What is asked =>
Say how many lines contain the string "Loader". Give no other output.

___ Data in this exercise ___

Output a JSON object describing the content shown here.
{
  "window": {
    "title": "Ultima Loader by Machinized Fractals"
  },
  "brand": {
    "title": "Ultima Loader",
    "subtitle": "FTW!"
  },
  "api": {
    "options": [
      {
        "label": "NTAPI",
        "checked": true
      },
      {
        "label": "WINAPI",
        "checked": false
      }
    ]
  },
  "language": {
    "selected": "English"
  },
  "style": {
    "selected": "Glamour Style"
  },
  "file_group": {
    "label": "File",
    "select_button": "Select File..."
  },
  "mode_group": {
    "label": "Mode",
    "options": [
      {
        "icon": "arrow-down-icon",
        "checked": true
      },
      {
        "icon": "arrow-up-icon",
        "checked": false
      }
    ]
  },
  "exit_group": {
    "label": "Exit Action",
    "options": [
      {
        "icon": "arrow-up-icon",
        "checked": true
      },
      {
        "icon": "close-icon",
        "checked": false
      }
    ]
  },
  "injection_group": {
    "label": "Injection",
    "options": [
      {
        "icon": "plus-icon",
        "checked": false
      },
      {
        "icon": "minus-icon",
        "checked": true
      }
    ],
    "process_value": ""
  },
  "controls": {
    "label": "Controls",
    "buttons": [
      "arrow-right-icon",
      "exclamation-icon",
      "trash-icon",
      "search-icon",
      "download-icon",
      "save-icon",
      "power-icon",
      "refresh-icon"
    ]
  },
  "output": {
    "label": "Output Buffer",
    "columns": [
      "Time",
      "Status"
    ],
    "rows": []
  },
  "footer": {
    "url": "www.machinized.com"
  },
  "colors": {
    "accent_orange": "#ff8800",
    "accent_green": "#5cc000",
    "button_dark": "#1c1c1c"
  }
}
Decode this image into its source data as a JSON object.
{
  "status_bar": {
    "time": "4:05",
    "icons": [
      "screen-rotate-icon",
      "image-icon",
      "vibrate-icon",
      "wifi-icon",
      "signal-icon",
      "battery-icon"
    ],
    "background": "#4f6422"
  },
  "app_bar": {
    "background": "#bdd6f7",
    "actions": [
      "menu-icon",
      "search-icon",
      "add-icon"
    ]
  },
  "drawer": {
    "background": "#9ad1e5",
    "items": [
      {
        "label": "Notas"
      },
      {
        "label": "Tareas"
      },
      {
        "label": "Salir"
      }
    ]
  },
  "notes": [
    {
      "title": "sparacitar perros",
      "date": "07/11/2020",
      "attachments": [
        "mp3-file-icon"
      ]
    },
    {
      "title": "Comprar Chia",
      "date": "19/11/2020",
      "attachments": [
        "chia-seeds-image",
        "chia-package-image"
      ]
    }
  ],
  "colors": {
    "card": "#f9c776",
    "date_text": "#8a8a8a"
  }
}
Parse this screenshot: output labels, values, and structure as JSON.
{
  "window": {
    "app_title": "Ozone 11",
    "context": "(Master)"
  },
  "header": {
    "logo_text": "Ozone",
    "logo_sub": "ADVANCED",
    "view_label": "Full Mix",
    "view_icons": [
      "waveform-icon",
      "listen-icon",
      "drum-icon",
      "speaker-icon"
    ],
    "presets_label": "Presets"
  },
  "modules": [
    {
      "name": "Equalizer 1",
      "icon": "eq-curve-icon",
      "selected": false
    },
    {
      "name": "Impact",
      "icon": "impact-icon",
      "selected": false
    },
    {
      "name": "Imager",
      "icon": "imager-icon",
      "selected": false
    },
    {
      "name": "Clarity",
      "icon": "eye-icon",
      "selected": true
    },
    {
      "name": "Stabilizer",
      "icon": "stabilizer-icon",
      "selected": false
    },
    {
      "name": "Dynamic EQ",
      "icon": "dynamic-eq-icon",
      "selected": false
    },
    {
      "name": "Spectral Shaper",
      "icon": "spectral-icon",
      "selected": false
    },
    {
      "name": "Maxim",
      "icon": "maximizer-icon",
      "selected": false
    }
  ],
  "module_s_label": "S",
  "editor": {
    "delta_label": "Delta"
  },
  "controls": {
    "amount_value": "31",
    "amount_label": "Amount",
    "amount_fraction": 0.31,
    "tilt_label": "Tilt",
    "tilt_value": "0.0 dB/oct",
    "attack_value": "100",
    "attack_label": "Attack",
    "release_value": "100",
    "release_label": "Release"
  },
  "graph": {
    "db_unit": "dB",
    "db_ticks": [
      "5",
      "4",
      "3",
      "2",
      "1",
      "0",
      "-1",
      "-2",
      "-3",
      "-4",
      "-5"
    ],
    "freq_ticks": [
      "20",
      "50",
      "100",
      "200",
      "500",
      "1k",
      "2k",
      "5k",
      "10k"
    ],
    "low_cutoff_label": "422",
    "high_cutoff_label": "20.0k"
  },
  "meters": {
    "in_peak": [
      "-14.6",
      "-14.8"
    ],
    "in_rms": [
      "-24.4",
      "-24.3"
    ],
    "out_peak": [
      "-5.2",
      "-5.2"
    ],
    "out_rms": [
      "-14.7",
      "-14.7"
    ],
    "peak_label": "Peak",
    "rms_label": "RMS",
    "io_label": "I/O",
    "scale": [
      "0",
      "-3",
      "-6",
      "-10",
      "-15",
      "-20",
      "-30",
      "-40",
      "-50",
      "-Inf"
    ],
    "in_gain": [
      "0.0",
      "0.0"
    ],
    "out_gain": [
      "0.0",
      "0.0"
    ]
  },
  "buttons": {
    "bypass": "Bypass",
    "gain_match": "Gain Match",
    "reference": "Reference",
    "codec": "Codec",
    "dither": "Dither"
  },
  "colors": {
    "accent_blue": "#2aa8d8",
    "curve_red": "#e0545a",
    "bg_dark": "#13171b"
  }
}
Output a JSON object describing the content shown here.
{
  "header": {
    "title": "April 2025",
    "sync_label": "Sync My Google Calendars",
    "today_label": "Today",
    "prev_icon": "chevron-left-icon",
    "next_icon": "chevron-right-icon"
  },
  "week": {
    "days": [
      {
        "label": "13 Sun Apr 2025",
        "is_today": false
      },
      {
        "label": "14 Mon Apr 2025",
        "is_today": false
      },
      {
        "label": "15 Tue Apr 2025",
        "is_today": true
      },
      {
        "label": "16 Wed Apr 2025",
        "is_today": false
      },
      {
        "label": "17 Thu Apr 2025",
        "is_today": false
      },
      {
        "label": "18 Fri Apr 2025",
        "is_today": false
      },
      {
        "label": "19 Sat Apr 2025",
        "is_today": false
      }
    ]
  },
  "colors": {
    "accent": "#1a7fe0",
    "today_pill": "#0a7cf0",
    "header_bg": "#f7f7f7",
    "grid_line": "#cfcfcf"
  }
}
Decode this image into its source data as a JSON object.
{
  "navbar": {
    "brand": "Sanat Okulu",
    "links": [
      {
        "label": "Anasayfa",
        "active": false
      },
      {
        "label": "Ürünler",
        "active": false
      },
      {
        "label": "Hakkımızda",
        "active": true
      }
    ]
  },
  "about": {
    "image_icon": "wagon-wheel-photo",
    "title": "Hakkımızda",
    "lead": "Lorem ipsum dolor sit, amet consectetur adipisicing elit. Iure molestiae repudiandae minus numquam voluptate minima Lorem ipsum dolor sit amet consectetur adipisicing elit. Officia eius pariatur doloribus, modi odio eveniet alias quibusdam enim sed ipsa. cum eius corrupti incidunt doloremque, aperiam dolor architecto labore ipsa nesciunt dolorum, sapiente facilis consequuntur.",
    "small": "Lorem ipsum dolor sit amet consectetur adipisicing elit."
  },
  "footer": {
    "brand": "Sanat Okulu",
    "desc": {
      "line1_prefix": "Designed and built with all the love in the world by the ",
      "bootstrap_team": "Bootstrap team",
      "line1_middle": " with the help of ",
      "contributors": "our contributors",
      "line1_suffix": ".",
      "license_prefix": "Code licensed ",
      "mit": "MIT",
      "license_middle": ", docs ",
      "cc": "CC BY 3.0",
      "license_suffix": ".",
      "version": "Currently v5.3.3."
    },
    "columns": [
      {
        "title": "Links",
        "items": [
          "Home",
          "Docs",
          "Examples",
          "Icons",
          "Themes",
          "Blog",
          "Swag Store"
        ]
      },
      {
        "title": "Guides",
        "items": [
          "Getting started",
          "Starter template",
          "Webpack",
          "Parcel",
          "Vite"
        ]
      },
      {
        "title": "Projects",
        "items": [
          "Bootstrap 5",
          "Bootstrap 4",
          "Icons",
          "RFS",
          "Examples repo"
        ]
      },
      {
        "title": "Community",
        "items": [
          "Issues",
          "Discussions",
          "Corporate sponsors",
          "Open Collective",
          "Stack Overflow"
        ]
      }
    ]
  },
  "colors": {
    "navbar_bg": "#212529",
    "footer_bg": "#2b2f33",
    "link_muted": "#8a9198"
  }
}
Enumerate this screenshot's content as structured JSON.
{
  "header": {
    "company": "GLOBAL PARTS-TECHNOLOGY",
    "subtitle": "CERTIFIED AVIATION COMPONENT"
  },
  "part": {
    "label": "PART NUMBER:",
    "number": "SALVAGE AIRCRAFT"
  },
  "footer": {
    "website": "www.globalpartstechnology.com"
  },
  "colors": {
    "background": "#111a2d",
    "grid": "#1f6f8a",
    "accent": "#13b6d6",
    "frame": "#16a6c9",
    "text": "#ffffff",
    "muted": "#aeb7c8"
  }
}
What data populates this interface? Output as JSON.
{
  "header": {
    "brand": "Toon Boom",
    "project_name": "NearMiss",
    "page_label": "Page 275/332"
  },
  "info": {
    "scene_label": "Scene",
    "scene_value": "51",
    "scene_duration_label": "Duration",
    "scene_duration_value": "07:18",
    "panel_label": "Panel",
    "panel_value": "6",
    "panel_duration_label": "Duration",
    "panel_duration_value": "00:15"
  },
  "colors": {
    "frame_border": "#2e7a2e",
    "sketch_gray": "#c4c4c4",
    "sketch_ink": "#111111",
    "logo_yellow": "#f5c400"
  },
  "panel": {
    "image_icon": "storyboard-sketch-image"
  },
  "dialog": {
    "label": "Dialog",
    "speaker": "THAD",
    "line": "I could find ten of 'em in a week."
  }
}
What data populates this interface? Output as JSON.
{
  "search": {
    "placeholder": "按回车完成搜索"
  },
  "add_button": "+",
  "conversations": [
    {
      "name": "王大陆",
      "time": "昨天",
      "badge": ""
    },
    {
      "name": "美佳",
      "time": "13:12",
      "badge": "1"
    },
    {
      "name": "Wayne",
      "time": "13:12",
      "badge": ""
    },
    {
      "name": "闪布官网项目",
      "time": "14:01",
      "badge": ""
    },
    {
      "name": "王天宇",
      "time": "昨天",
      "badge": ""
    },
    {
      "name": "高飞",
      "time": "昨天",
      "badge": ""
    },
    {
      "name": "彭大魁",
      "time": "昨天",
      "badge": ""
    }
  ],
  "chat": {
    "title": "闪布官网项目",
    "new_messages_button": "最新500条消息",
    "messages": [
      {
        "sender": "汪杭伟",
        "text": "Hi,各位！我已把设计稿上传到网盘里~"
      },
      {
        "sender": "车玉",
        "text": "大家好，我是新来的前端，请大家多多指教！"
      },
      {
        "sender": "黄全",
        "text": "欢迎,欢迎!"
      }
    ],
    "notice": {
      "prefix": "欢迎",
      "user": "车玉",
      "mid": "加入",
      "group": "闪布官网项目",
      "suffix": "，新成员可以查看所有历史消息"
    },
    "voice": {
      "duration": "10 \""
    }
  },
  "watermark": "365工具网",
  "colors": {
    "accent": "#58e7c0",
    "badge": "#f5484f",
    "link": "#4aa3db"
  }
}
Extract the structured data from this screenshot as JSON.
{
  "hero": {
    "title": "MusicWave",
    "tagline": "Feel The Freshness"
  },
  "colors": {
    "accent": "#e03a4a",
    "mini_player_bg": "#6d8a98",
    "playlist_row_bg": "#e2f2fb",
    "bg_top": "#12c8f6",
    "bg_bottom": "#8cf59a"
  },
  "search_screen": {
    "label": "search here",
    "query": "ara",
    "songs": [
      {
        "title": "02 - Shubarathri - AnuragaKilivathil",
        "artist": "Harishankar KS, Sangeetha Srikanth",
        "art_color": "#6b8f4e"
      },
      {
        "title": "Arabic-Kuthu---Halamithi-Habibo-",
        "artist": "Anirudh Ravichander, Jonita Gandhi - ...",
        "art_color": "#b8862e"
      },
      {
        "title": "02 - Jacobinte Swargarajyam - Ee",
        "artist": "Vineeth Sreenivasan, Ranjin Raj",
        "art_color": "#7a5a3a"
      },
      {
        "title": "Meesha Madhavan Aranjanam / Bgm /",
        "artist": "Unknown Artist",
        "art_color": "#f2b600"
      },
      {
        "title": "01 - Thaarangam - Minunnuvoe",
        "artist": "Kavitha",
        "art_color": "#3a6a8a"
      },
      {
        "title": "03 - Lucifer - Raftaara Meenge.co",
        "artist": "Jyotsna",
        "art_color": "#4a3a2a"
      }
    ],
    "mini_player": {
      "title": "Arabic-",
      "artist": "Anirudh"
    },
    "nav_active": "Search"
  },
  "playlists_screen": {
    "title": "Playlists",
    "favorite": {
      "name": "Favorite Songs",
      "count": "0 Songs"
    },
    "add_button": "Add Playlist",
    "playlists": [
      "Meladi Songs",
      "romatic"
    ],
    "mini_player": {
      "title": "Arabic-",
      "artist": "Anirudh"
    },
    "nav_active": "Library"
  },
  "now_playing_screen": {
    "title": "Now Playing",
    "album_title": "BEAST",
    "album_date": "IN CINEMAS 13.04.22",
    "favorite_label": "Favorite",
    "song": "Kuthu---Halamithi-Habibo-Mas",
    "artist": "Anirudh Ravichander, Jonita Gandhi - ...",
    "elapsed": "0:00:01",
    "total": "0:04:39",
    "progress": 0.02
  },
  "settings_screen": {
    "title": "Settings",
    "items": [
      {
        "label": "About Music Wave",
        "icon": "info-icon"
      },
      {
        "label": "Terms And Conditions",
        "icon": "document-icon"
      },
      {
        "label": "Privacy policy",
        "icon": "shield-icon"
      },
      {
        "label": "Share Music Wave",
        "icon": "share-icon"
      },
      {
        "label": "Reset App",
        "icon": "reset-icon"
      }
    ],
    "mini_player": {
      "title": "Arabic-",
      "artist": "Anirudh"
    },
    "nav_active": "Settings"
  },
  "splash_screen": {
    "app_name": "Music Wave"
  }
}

___

Written response =>
2